WHAT IS EXPECTED: Reproduce the listing below line for line, keeping every character unchanged.

DATA ROWS:
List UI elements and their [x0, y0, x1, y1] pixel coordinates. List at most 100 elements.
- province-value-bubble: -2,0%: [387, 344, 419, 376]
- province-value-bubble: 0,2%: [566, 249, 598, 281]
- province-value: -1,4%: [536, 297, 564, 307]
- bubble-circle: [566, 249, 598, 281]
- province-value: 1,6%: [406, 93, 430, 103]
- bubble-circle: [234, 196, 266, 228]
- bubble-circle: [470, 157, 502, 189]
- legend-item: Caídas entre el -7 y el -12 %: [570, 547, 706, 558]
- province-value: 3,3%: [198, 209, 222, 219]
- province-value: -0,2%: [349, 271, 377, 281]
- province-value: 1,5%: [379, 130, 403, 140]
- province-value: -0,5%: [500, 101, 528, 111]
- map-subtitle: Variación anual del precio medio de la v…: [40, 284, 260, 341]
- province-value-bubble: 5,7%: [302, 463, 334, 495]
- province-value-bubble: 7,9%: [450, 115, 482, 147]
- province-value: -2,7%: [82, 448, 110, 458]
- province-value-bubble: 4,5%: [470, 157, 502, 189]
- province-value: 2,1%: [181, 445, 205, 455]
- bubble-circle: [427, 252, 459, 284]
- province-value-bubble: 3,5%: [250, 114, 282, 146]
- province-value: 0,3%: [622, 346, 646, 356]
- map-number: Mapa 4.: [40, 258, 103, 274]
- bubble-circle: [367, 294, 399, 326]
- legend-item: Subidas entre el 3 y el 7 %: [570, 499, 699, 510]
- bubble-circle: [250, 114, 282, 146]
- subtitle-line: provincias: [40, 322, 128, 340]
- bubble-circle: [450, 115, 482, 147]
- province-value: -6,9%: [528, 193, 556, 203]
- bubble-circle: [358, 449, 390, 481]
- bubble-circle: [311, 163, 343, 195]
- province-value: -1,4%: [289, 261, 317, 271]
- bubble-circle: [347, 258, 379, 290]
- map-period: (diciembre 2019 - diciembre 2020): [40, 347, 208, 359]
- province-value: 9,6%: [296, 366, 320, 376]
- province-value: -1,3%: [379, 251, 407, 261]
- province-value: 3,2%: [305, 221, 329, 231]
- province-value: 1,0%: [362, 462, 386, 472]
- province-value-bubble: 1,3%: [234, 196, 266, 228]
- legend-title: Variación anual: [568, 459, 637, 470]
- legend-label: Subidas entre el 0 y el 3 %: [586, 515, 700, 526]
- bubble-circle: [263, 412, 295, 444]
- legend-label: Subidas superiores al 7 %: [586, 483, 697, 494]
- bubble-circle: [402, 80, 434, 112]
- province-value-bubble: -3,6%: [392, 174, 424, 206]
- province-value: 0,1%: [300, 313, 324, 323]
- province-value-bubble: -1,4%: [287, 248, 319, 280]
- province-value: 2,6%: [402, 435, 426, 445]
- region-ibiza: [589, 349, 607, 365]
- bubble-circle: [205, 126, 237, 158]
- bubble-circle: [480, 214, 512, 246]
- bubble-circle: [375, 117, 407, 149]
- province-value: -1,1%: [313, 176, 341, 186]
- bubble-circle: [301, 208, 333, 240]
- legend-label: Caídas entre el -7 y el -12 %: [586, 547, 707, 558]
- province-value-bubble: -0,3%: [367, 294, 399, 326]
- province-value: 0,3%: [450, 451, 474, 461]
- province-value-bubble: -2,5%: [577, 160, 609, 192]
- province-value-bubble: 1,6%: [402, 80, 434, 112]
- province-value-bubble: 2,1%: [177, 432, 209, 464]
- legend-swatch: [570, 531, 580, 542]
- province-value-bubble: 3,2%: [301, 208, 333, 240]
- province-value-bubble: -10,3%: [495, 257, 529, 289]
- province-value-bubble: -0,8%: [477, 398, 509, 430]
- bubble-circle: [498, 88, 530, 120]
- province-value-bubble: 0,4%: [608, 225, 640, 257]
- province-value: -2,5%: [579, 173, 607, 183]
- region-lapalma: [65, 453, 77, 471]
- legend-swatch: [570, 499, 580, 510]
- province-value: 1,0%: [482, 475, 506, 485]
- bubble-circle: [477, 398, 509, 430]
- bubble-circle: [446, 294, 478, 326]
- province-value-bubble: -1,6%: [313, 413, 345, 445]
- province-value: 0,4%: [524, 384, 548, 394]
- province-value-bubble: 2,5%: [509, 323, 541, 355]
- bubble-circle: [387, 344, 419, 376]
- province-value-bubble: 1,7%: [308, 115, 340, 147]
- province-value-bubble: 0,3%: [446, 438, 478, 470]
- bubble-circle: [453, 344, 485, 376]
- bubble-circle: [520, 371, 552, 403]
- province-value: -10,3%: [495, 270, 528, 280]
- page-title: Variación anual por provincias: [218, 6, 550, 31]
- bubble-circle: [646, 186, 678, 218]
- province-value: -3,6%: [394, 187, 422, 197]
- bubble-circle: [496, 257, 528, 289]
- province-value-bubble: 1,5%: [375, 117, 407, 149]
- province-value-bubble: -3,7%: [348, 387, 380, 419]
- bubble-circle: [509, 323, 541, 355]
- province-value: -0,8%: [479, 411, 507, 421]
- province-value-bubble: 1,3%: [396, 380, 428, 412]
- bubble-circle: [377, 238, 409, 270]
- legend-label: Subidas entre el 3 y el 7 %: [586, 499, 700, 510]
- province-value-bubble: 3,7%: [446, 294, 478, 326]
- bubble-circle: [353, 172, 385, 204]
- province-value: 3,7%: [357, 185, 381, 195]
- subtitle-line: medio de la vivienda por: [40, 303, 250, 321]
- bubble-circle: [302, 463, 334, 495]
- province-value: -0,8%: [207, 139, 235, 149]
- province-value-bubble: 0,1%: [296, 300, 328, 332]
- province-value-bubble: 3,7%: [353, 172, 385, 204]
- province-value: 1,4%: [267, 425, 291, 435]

RESPONSE BELOW:
List UI elements and their [x0, y0, x1, y1] pixel coordinates. List at most 100 elements.
- province-value-bubble: -2,0%: [387, 344, 419, 376]
- province-value-bubble: 0,2%: [566, 249, 598, 281]
- province-value: -1,4%: [536, 297, 564, 307]
- bubble-circle: [566, 249, 598, 281]
- province-value: 1,6%: [406, 93, 430, 103]
- bubble-circle: [234, 196, 266, 228]
- bubble-circle: [470, 157, 502, 189]
- legend-item: Caídas entre el -7 y el -12 %: [570, 547, 706, 558]
- province-value: 3,3%: [198, 209, 222, 219]
- province-value: -0,2%: [349, 271, 377, 281]
- province-value: 1,5%: [379, 130, 403, 140]
- province-value: -0,5%: [500, 101, 528, 111]
- map-subtitle: Variación anual del precio medio de la v…: [40, 284, 260, 341]
- province-value-bubble: 5,7%: [302, 463, 334, 495]
- province-value-bubble: 7,9%: [450, 115, 482, 147]
- province-value: -2,7%: [82, 448, 110, 458]
- province-value-bubble: 4,5%: [470, 157, 502, 189]
- province-value: 2,1%: [181, 445, 205, 455]
- bubble-circle: [427, 252, 459, 284]
- province-value-bubble: 3,5%: [250, 114, 282, 146]
- province-value: 0,3%: [622, 346, 646, 356]
- map-number: Mapa 4.: [40, 258, 103, 274]
- bubble-circle: [367, 294, 399, 326]
- legend-item: Subidas entre el 3 y el 7 %: [570, 499, 699, 510]
- bubble-circle: [250, 114, 282, 146]
- subtitle-line: provincias: [40, 322, 128, 340]
- bubble-circle: [450, 115, 482, 147]
- province-value: -6,9%: [528, 193, 556, 203]
- bubble-circle: [358, 449, 390, 481]
- bubble-circle: [311, 163, 343, 195]
- province-value: -1,4%: [289, 261, 317, 271]
- bubble-circle: [347, 258, 379, 290]
- map-period: (diciembre 2019 - diciembre 2020): [40, 347, 208, 359]
- province-value: 9,6%: [296, 366, 320, 376]
- province-value: -1,3%: [379, 251, 407, 261]
- province-value: 3,2%: [305, 221, 329, 231]
- province-value: 1,0%: [362, 462, 386, 472]
- province-value-bubble: 1,3%: [234, 196, 266, 228]
- legend-title: Variación anual: [568, 459, 637, 470]
- legend-label: Subidas entre el 0 y el 3 %: [586, 515, 700, 526]
- bubble-circle: [263, 412, 295, 444]
- legend-label: Subidas superiores al 7 %: [586, 483, 697, 494]
- bubble-circle: [402, 80, 434, 112]
- province-value-bubble: -3,6%: [392, 174, 424, 206]
- province-value: 0,1%: [300, 313, 324, 323]
- province-value-bubble: -1,4%: [287, 248, 319, 280]
- province-value: 2,6%: [402, 435, 426, 445]
- region-ibiza: [589, 349, 607, 365]
- bubble-circle: [205, 126, 237, 158]
- bubble-circle: [480, 214, 512, 246]
- bubble-circle: [375, 117, 407, 149]
- province-value: -1,1%: [313, 176, 341, 186]
- bubble-circle: [301, 208, 333, 240]
- legend-label: Caídas entre el -7 y el -12 %: [586, 547, 707, 558]
- province-value-bubble: -0,3%: [367, 294, 399, 326]
- province-value: 0,3%: [450, 451, 474, 461]
- province-value-bubble: -2,5%: [577, 160, 609, 192]
- province-value-bubble: 1,6%: [402, 80, 434, 112]
- province-value-bubble: 2,1%: [177, 432, 209, 464]
- legend-swatch: [570, 531, 580, 542]
- province-value-bubble: 3,2%: [301, 208, 333, 240]
- province-value-bubble: -10,3%: [495, 257, 529, 289]
- province-value-bubble: -0,8%: [477, 398, 509, 430]
- bubble-circle: [498, 88, 530, 120]
- province-value-bubble: 0,4%: [608, 225, 640, 257]
- province-value: -2,5%: [579, 173, 607, 183]
- region-lapalma: [65, 453, 77, 471]
- legend-swatch: [570, 499, 580, 510]
- province-value: 1,0%: [482, 475, 506, 485]
- bubble-circle: [477, 398, 509, 430]
- bubble-circle: [446, 294, 478, 326]
- province-value-bubble: -1,6%: [313, 413, 345, 445]
- province-value: 0,4%: [524, 384, 548, 394]
- province-value-bubble: 2,5%: [509, 323, 541, 355]
- bubble-circle: [387, 344, 419, 376]
- province-value-bubble: 1,7%: [308, 115, 340, 147]
- province-value-bubble: 0,3%: [446, 438, 478, 470]
- bubble-circle: [453, 344, 485, 376]
- bubble-circle: [520, 371, 552, 403]
- province-value: -10,3%: [495, 270, 528, 280]
- page-title: Variación anual por provincias: [218, 6, 550, 31]
- bubble-circle: [646, 186, 678, 218]
- province-value: -3,6%: [394, 187, 422, 197]
- bubble-circle: [496, 257, 528, 289]
- province-value-bubble: 1,5%: [375, 117, 407, 149]
- province-value-bubble: -3,7%: [348, 387, 380, 419]
- bubble-circle: [509, 323, 541, 355]
- province-value: -0,8%: [479, 411, 507, 421]
- province-value-bubble: 1,3%: [396, 380, 428, 412]
- bubble-circle: [377, 238, 409, 270]
- legend-label: Subidas entre el 3 y el 7 %: [586, 499, 700, 510]
- province-value-bubble: 3,7%: [446, 294, 478, 326]
- bubble-circle: [353, 172, 385, 204]
- province-value: 3,7%: [357, 185, 381, 195]
- subtitle-line: medio de la vivienda por: [40, 303, 250, 321]
- bubble-circle: [302, 463, 334, 495]
- province-value: -0,8%: [207, 139, 235, 149]
- province-value-bubble: 0,1%: [296, 300, 328, 332]
- province-value-bubble: 3,7%: [353, 172, 385, 204]
- province-value: 1,4%: [267, 425, 291, 435]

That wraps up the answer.